[Start of Items]
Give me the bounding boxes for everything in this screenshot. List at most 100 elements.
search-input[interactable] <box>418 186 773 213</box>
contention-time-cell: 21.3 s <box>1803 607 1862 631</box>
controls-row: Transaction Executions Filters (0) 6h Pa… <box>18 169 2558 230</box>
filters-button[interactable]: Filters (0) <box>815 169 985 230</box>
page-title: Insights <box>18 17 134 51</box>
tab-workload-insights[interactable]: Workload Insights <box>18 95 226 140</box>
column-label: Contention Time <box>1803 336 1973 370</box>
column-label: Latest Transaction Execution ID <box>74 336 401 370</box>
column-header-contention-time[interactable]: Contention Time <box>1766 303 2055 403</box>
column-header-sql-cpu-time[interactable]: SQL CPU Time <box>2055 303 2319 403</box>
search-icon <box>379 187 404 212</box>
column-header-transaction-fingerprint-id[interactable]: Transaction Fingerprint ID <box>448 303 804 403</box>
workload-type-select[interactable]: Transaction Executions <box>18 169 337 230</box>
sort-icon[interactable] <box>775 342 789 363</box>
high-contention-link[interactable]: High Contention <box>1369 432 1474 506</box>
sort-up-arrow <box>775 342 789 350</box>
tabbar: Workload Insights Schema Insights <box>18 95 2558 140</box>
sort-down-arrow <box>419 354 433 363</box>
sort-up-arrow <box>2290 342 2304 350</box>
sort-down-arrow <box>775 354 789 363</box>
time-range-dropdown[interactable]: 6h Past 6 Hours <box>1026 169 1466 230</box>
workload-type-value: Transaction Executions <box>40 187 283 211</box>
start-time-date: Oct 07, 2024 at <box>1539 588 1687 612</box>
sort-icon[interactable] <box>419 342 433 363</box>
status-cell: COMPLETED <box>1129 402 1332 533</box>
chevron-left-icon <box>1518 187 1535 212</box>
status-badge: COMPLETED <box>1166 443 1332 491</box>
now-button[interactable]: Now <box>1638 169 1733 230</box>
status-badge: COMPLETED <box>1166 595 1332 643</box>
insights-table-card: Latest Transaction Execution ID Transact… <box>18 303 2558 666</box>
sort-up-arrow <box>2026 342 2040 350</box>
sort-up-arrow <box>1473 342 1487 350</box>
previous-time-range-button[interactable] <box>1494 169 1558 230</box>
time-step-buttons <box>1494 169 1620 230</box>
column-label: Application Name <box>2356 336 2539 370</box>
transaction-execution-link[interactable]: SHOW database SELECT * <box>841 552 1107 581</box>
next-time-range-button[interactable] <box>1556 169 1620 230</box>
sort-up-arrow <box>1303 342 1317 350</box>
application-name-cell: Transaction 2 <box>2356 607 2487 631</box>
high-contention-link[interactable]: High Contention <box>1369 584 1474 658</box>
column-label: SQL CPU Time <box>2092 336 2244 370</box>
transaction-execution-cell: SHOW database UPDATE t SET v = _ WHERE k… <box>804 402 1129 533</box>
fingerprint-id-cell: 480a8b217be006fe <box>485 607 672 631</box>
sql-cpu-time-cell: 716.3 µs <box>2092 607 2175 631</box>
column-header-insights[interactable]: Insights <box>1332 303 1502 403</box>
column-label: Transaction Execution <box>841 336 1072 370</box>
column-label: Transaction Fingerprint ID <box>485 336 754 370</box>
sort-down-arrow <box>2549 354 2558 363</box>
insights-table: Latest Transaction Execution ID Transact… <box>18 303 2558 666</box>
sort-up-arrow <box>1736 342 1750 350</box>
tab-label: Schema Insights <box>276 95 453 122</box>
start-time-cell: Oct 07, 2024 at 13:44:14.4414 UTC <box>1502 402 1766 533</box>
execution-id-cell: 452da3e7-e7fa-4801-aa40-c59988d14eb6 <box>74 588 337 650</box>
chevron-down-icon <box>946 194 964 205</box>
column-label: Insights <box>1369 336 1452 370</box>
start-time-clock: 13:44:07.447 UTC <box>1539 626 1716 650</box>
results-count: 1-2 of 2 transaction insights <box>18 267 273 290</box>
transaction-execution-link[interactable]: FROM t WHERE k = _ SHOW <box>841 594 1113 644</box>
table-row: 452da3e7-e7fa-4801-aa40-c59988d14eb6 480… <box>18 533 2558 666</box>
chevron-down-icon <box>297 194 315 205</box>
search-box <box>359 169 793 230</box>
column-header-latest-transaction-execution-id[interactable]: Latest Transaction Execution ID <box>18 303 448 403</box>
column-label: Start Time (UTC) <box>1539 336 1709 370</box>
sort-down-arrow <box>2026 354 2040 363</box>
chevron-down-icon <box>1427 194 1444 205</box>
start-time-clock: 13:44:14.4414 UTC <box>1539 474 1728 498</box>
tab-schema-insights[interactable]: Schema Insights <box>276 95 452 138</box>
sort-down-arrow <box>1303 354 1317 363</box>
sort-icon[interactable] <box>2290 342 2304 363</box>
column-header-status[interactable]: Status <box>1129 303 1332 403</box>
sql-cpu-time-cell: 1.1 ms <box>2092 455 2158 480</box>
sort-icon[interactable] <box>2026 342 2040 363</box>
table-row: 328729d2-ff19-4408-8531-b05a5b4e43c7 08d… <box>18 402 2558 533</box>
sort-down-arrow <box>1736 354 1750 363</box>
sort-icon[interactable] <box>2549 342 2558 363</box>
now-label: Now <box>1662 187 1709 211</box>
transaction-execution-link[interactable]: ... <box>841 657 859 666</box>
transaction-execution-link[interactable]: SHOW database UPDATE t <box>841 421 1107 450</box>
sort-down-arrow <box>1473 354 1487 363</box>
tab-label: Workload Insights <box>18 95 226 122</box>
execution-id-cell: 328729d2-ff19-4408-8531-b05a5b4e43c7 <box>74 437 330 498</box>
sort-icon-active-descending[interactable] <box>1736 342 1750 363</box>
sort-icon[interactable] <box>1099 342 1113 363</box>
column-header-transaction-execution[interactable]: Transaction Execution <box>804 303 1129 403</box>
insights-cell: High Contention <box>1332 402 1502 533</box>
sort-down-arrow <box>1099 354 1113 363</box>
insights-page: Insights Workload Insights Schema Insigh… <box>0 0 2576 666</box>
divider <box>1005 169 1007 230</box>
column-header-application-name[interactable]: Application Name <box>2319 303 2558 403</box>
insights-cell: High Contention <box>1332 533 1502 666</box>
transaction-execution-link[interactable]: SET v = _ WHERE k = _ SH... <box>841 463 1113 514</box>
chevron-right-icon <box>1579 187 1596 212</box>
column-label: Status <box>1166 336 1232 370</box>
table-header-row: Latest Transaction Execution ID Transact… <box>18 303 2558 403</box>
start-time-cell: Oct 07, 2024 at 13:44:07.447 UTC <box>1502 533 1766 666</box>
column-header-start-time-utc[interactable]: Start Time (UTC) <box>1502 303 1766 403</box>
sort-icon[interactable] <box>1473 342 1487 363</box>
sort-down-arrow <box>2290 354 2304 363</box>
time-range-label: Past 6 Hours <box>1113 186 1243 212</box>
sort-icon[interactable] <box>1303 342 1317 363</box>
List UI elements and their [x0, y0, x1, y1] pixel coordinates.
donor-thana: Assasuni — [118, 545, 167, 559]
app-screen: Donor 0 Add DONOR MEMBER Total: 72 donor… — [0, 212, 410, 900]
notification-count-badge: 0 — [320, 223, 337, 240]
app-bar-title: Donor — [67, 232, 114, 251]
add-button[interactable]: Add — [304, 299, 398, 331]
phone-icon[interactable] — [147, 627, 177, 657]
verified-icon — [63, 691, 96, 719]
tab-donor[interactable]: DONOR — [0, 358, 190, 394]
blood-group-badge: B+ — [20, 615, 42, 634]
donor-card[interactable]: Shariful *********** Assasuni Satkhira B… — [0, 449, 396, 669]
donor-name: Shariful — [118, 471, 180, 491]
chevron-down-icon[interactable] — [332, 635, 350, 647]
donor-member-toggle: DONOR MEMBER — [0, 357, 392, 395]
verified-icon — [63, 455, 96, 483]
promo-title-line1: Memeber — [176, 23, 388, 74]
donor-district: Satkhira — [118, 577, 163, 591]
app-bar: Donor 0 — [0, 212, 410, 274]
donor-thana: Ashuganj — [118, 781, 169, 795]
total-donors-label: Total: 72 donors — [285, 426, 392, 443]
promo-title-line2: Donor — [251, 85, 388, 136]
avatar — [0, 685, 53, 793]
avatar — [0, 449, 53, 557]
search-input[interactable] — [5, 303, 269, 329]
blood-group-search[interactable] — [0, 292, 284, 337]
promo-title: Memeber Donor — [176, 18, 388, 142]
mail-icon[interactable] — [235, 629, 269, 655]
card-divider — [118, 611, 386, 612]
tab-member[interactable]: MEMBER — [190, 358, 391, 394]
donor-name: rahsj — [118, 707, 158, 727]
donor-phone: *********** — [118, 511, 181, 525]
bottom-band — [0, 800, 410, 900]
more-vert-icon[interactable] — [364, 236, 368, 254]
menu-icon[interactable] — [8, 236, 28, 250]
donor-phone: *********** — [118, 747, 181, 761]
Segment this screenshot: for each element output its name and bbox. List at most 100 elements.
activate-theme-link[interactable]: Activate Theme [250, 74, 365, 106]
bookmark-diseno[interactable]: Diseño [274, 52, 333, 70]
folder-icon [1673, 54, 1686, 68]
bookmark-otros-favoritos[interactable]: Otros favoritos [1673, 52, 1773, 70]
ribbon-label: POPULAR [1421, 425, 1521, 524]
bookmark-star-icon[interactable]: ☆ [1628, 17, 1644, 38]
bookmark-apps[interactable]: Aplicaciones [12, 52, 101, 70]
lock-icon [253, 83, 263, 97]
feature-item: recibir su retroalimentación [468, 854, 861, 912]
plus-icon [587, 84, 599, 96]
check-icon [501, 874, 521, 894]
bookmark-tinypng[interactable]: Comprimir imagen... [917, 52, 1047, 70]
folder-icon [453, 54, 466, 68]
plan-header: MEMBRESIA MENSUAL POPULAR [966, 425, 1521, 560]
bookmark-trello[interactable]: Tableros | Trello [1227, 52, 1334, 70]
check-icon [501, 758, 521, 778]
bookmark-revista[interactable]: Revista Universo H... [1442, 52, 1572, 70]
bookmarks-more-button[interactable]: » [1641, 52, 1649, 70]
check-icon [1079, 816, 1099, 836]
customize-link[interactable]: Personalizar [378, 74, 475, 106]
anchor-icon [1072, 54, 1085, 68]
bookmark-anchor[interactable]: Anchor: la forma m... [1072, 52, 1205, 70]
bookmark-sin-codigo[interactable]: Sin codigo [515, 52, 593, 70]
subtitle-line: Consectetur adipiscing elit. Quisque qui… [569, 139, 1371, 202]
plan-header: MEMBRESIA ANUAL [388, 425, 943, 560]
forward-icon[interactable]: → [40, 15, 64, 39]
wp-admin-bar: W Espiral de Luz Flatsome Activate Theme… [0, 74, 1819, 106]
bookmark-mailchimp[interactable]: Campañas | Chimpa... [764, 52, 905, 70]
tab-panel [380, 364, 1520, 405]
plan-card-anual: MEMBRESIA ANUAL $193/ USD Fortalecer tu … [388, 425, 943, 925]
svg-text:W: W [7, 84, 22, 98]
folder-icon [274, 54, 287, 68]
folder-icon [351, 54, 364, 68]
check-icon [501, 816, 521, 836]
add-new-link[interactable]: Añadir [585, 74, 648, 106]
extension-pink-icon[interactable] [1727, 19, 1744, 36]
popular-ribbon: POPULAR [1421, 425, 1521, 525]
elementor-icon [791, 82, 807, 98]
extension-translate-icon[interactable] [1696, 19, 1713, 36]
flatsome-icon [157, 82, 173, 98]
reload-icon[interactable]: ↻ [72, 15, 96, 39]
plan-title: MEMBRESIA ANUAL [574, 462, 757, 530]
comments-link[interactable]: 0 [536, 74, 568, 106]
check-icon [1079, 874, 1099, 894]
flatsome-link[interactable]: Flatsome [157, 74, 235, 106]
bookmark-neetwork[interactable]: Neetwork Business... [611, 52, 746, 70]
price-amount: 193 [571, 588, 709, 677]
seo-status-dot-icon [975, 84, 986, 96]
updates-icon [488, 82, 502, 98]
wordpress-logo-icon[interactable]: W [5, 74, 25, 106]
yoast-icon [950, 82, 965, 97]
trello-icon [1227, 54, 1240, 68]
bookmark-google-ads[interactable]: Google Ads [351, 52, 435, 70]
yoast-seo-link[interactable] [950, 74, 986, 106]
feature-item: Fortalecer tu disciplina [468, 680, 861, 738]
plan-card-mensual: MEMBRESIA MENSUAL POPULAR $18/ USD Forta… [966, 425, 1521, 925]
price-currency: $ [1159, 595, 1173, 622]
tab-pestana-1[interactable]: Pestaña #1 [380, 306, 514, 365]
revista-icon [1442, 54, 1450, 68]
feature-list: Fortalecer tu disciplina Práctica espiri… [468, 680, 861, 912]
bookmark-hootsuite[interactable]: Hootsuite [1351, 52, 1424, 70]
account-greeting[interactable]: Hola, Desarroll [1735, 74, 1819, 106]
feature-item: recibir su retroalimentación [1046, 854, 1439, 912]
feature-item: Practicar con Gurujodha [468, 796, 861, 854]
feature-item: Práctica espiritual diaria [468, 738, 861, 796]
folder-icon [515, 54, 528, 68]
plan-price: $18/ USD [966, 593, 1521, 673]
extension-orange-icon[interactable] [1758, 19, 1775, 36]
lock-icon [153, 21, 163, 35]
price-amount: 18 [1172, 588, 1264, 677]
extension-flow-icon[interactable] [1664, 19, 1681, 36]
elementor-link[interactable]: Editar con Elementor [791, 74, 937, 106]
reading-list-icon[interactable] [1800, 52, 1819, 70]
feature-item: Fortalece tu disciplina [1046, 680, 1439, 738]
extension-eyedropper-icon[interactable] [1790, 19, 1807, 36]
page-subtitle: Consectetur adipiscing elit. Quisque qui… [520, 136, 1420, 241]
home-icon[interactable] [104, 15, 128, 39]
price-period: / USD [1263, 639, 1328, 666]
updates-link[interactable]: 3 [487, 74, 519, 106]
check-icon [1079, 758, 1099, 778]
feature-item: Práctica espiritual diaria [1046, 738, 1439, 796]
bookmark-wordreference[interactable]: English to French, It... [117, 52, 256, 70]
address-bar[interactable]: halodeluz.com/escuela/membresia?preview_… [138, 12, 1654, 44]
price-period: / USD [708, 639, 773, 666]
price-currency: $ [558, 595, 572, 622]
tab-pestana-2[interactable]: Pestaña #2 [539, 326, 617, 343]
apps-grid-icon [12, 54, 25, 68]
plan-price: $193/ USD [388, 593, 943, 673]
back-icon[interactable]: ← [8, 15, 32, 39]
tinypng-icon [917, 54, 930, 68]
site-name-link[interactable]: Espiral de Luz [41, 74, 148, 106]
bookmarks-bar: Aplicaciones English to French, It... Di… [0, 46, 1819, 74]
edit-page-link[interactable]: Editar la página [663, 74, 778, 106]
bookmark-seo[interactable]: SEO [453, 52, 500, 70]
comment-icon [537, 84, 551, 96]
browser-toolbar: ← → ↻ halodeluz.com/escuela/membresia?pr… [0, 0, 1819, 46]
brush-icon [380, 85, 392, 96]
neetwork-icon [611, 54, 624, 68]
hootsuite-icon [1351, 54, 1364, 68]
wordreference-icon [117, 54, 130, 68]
[End of Items]
• **Directions for this task**: Update the items from the start of the records through the line that contains "transaction-execution-link[interactable]: SHOW database SELECT", with both ends included, by replacing "COMPLETED" with "FINISHED" everywhere it appears. Write out those lines again with everything else unchanged.

• **Reply to the task**:
Give me the bounding boxes for everything in this screenshot. List at most 100 elements.
search-input[interactable] <box>418 186 773 213</box>
contention-time-cell: 21.3 s <box>1803 607 1862 631</box>
controls-row: Transaction Executions Filters (0) 6h Pa… <box>18 169 2558 230</box>
filters-button[interactable]: Filters (0) <box>815 169 985 230</box>
page-title: Insights <box>18 17 134 51</box>
tab-workload-insights[interactable]: Workload Insights <box>18 95 226 140</box>
column-label: Contention Time <box>1803 336 1973 370</box>
column-label: Latest Transaction Execution ID <box>74 336 401 370</box>
column-header-contention-time[interactable]: Contention Time <box>1766 303 2055 403</box>
column-header-sql-cpu-time[interactable]: SQL CPU Time <box>2055 303 2319 403</box>
search-icon <box>379 187 404 212</box>
column-header-transaction-fingerprint-id[interactable]: Transaction Fingerprint ID <box>448 303 804 403</box>
workload-type-select[interactable]: Transaction Executions <box>18 169 337 230</box>
sort-icon[interactable] <box>775 342 789 363</box>
high-contention-link[interactable]: High Contention <box>1369 432 1474 506</box>
sort-up-arrow <box>775 342 789 350</box>
tabbar: Workload Insights Schema Insights <box>18 95 2558 140</box>
sort-down-arrow <box>419 354 433 363</box>
sort-up-arrow <box>2290 342 2304 350</box>
sort-down-arrow <box>775 354 789 363</box>
time-range-dropdown[interactable]: 6h Past 6 Hours <box>1026 169 1466 230</box>
workload-type-value: Transaction Executions <box>40 187 283 211</box>
start-time-date: Oct 07, 2024 at <box>1539 588 1687 612</box>
sort-icon[interactable] <box>419 342 433 363</box>
status-cell: FINISHED <box>1129 402 1332 533</box>
chevron-left-icon <box>1518 187 1535 212</box>
status-badge: FINISHED <box>1166 443 1332 491</box>
now-button[interactable]: Now <box>1638 169 1733 230</box>
status-badge: FINISHED <box>1166 595 1332 643</box>
insights-table-card: Latest Transaction Execution ID Transact… <box>18 303 2558 666</box>
sort-up-arrow <box>2026 342 2040 350</box>
sort-up-arrow <box>1473 342 1487 350</box>
previous-time-range-button[interactable] <box>1494 169 1558 230</box>
time-step-buttons <box>1494 169 1620 230</box>
column-label: Application Name <box>2356 336 2539 370</box>
transaction-execution-link[interactable]: SHOW database SELECT * <box>841 552 1107 581</box>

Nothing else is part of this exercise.